Source data
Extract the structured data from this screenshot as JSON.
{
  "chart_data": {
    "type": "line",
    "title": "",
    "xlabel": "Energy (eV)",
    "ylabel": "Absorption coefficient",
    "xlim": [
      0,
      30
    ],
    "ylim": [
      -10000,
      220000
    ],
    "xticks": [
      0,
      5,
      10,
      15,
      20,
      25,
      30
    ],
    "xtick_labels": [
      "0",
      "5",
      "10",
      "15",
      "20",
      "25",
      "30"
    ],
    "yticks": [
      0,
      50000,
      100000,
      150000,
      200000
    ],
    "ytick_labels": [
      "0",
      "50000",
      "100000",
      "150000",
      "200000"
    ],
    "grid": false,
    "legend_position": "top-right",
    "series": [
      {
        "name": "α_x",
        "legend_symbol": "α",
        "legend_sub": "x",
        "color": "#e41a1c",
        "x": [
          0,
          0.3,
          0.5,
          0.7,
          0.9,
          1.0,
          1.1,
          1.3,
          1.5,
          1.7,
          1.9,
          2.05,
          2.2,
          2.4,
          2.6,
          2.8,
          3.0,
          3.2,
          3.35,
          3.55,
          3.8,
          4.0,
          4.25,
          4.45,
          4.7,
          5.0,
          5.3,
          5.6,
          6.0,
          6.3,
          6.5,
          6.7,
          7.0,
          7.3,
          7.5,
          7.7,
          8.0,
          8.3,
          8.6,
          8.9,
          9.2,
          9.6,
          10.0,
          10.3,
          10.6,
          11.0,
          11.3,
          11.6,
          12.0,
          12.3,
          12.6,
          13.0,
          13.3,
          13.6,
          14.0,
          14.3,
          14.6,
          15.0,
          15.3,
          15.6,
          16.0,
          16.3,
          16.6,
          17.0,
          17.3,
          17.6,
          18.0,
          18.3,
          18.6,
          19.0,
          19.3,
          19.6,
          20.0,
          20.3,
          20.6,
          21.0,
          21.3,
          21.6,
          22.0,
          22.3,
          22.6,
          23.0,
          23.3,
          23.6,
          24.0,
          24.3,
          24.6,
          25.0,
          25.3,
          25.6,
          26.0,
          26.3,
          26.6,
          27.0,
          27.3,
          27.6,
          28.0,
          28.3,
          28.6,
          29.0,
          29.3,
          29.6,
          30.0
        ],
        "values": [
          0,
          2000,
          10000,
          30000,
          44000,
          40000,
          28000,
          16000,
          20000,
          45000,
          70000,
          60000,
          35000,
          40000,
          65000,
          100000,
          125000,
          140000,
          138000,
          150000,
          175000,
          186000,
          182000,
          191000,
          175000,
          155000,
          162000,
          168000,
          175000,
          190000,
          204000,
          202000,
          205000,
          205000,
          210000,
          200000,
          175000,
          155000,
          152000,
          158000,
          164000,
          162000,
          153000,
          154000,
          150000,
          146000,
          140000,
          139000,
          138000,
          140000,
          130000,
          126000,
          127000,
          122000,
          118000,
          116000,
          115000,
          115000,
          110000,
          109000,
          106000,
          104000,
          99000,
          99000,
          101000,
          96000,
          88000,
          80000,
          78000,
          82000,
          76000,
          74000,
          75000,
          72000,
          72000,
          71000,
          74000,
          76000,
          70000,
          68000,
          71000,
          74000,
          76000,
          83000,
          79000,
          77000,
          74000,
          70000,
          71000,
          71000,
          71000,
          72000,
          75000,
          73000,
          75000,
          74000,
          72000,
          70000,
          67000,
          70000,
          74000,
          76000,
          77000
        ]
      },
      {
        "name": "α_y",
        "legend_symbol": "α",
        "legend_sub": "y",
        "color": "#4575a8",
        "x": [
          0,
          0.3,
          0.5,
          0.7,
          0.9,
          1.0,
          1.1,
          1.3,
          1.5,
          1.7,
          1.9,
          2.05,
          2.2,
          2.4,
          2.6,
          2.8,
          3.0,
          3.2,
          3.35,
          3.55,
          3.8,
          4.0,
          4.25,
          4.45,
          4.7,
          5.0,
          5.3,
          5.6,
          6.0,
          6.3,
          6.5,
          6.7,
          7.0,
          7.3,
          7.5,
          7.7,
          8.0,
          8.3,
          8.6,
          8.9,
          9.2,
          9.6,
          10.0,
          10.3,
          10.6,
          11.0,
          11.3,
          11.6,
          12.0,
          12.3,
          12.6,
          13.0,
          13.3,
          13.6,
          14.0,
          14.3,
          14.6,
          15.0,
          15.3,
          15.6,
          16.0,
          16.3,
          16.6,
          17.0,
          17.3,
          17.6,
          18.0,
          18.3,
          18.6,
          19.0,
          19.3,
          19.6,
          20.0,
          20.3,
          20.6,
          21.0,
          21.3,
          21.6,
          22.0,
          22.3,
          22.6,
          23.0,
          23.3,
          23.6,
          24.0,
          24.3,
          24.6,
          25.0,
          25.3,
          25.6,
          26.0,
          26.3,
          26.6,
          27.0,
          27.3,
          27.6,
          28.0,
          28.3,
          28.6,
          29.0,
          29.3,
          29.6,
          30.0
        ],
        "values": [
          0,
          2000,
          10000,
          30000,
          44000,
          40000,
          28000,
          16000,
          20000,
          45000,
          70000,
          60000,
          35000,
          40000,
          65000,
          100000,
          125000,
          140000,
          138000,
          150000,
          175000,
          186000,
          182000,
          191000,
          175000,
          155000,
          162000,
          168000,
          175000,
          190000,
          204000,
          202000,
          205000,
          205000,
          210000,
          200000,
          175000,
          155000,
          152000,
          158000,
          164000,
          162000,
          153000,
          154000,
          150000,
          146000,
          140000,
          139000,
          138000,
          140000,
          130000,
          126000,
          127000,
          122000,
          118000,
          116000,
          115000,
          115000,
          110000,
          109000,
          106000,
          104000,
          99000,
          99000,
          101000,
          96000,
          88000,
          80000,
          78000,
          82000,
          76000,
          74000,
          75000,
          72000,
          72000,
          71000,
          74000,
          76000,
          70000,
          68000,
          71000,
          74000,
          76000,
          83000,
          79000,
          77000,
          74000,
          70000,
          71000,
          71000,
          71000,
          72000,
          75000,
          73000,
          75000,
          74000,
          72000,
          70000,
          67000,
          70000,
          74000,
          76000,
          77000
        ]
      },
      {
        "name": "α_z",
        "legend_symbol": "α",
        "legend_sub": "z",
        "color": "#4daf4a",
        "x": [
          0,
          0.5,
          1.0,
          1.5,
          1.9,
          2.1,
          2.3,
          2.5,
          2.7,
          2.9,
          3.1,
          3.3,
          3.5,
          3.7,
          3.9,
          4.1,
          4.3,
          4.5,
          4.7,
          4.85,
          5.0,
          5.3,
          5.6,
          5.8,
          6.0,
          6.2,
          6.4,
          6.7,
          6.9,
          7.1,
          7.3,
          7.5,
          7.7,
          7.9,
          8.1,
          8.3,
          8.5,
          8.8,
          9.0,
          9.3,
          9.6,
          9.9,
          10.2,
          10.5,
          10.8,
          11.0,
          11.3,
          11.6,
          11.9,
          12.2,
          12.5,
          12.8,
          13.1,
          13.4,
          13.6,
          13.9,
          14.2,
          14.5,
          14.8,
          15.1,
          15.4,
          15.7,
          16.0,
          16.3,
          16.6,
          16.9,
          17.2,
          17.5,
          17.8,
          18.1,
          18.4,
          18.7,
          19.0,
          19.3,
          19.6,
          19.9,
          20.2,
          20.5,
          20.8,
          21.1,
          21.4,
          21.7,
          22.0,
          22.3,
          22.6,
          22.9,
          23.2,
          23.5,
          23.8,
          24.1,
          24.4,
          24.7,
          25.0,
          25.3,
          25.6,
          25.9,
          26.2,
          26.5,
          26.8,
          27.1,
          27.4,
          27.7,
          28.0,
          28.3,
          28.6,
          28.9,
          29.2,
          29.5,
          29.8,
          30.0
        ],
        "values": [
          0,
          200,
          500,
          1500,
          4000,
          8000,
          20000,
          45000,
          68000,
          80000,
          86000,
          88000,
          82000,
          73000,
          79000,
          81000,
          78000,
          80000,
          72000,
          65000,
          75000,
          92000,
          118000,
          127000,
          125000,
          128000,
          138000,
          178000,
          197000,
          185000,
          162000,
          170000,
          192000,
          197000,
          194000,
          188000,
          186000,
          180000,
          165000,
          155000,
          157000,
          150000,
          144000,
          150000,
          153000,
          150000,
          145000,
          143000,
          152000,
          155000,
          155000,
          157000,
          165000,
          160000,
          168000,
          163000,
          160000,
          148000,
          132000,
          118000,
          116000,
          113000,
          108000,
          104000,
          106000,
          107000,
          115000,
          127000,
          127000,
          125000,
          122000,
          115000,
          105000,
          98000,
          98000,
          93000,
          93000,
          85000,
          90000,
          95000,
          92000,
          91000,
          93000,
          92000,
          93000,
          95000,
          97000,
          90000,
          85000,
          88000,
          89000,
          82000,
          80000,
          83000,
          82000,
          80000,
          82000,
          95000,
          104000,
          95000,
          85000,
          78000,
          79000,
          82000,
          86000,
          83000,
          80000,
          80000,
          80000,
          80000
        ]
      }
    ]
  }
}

Objective
Copy out every line of the data that includes "color".

Solution to this task
        "color": "#e41a1c",
        "color": "#4575a8",
        "color": "#4daf4a",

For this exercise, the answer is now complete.